» **Set task**
Only the number is wanted: how many lines contain "JSON"?

» **Dataset entries**
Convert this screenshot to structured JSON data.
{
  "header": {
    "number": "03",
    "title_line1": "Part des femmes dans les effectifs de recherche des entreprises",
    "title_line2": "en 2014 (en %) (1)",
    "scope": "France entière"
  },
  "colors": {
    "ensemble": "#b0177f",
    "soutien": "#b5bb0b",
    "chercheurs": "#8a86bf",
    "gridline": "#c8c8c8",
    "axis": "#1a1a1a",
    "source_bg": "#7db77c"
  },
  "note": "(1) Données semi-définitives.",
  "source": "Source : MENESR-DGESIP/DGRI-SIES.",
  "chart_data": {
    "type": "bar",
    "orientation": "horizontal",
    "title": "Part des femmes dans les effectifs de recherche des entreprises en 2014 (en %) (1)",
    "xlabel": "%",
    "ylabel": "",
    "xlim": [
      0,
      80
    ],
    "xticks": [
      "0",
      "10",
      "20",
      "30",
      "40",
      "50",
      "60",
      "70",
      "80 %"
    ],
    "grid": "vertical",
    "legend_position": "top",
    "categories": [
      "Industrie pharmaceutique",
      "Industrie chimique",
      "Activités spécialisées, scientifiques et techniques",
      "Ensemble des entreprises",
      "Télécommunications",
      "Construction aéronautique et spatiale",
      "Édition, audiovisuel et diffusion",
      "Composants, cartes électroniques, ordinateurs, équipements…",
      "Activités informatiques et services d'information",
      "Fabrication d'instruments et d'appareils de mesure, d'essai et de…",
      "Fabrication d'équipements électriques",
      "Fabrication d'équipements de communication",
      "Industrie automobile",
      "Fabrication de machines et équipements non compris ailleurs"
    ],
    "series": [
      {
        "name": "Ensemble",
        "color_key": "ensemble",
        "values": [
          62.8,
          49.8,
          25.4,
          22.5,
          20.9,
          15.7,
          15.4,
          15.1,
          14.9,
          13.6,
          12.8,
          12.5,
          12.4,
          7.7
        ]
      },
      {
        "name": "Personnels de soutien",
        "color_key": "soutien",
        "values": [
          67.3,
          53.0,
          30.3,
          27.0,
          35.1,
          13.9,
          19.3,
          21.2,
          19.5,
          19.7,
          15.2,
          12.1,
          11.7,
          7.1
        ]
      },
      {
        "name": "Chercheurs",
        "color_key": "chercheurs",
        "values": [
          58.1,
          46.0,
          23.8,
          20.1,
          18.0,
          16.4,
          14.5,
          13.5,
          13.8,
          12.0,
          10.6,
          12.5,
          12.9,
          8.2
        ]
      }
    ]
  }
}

---

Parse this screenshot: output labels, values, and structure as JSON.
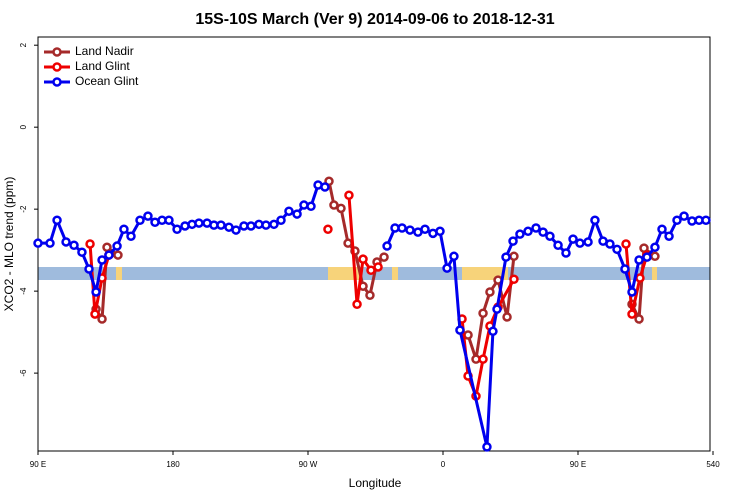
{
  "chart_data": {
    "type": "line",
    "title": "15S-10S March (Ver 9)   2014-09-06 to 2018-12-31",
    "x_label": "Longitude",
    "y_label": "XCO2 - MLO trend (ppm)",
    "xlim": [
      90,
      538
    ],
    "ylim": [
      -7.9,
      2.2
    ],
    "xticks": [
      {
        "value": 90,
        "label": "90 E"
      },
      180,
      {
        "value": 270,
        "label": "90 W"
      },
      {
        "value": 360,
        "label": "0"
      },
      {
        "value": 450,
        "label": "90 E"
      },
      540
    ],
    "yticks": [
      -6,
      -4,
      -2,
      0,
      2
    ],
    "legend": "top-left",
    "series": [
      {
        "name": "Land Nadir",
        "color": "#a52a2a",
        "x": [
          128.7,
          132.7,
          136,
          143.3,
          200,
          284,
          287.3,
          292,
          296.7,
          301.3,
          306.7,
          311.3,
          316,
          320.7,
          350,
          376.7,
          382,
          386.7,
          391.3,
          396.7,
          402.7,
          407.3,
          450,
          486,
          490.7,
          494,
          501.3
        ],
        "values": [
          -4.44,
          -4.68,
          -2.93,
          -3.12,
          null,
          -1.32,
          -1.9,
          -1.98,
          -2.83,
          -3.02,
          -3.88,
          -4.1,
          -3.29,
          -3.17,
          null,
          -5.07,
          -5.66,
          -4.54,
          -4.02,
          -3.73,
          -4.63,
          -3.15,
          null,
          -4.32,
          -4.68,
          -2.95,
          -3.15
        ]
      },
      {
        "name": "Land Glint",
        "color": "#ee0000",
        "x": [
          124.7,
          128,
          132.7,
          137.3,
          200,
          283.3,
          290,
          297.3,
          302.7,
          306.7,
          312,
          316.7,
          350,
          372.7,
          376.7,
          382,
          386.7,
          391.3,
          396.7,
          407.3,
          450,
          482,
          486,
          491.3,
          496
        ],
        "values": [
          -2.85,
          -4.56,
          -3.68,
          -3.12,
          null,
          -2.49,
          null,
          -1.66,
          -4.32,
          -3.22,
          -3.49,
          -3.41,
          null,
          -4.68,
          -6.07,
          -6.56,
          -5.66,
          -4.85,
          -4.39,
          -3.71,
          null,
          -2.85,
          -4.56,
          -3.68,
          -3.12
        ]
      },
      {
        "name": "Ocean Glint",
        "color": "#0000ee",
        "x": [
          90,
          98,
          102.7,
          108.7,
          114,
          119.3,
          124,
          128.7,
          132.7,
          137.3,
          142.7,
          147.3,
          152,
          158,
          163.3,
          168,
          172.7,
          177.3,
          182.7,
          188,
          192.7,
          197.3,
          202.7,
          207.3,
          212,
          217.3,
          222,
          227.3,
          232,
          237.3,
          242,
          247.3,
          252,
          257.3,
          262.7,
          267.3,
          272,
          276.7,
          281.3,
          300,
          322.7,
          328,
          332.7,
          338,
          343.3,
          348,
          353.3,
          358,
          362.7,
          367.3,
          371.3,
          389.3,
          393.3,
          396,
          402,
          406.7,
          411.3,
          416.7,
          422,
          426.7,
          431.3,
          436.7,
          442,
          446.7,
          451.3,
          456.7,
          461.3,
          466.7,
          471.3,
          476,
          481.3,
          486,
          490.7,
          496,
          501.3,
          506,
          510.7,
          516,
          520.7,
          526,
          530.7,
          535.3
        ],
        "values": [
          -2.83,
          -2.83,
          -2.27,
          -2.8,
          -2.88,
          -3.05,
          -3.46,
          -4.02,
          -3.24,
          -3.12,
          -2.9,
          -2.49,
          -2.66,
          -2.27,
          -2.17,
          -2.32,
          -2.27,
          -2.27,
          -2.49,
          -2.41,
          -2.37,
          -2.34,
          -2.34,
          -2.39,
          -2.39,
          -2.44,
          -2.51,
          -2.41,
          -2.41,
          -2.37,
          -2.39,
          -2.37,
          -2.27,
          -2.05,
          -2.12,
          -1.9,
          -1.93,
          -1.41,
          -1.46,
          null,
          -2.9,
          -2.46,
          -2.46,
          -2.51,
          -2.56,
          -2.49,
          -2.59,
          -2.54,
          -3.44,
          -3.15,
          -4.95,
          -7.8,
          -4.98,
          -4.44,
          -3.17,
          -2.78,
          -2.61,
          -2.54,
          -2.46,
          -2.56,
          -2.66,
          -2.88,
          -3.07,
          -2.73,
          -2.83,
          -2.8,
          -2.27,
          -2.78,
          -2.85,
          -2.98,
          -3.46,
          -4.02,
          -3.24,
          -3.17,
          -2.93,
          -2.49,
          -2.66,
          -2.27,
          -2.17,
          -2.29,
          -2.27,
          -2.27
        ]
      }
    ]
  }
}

» **Finished answer**
2